• [TASK OBJECTIVE] Take the entries below and print all of them exactly, please.

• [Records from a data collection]
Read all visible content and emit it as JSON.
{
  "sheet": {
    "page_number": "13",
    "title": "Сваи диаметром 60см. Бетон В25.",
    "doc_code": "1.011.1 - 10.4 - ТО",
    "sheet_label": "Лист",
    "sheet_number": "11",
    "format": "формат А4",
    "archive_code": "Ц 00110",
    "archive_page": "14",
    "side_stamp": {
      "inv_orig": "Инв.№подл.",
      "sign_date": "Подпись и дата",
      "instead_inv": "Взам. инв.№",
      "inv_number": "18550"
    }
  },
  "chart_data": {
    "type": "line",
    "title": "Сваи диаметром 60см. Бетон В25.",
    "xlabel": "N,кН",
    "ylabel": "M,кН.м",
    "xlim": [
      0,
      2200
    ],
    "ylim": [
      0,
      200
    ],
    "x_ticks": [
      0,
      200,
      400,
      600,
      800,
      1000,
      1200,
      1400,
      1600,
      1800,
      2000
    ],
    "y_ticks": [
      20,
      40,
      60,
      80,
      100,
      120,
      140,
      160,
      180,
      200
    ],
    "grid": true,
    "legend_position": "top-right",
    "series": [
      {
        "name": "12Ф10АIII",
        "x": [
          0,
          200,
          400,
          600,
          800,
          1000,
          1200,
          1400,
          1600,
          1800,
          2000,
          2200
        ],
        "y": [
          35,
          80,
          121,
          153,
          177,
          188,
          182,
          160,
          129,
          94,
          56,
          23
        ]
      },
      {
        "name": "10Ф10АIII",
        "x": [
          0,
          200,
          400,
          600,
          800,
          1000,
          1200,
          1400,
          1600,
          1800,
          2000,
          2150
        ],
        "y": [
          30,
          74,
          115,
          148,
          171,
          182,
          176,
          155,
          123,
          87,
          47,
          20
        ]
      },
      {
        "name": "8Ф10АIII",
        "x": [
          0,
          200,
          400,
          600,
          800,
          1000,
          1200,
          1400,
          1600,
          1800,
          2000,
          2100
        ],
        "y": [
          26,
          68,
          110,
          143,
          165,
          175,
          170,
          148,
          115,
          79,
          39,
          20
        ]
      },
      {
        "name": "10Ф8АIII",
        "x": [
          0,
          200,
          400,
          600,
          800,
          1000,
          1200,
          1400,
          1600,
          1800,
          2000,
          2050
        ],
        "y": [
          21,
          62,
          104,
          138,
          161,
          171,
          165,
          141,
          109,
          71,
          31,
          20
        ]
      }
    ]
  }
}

• [ANSWER TO THIS TASK]
Read all visible content and emit it as JSON.
{
  "sheet": {
    "page_number": "13",
    "title": "Сваи диаметром 60см. Бетон В25.",
    "doc_code": "1.011.1 - 10.4 - ТО",
    "sheet_label": "Лист",
    "sheet_number": "11",
    "format": "формат А4",
    "archive_code": "Ц 00110",
    "archive_page": "14",
    "side_stamp": {
      "inv_orig": "Инв.№подл.",
      "sign_date": "Подпись и дата",
      "instead_inv": "Взам. инв.№",
      "inv_number": "18550"
    }
  },
  "chart_data": {
    "type": "line",
    "title": "Сваи диаметром 60см. Бетон В25.",
    "xlabel": "N,кН",
    "ylabel": "M,кН.м",
    "xlim": [
      0,
      2200
    ],
    "ylim": [
      0,
      200
    ],
    "x_ticks": [
      0,
      200,
      400,
      600,
      800,
      1000,
      1200,
      1400,
      1600,
      1800,
      2000
    ],
    "y_ticks": [
      20,
      40,
      60,
      80,
      100,
      120,
      140,
      160,
      180,
      200
    ],
    "grid": true,
    "legend_position": "top-right",
    "series": [
      {
        "name": "12Ф10АIII",
        "x": [
          0,
          200,
          400,
          600,
          800,
          1000,
          1200,
          1400,
          1600,
          1800,
          2000,
          2200
        ],
        "y": [
          35,
          80,
          121,
          153,
          177,
          188,
          182,
          160,
          129,
          94,
          56,
          23
        ]
      },
      {
        "name": "10Ф10АIII",
        "x": [
          0,
          200,
          400,
          600,
          800,
          1000,
          1200,
          1400,
          1600,
          1800,
          2000,
          2150
        ],
        "y": [
          30,
          74,
          115,
          148,
          171,
          182,
          176,
          155,
          123,
          87,
          47,
          20
        ]
      },
      {
        "name": "8Ф10АIII",
        "x": [
          0,
          200,
          400,
          600,
          800,
          1000,
          1200,
          1400,
          1600,
          1800,
          2000,
          2100
        ],
        "y": [
          26,
          68,
          110,
          143,
          165,
          175,
          170,
          148,
          115,
          79,
          39,
          20
        ]
      },
      {
        "name": "10Ф8АIII",
        "x": [
          0,
          200,
          400,
          600,
          800,
          1000,
          1200,
          1400,
          1600,
          1800,
          2000,
          2050
        ],
        "y": [
          21,
          62,
          104,
          138,
          161,
          171,
          165,
          141,
          109,
          71,
          31,
          20
        ]
      }
    ]
  }
}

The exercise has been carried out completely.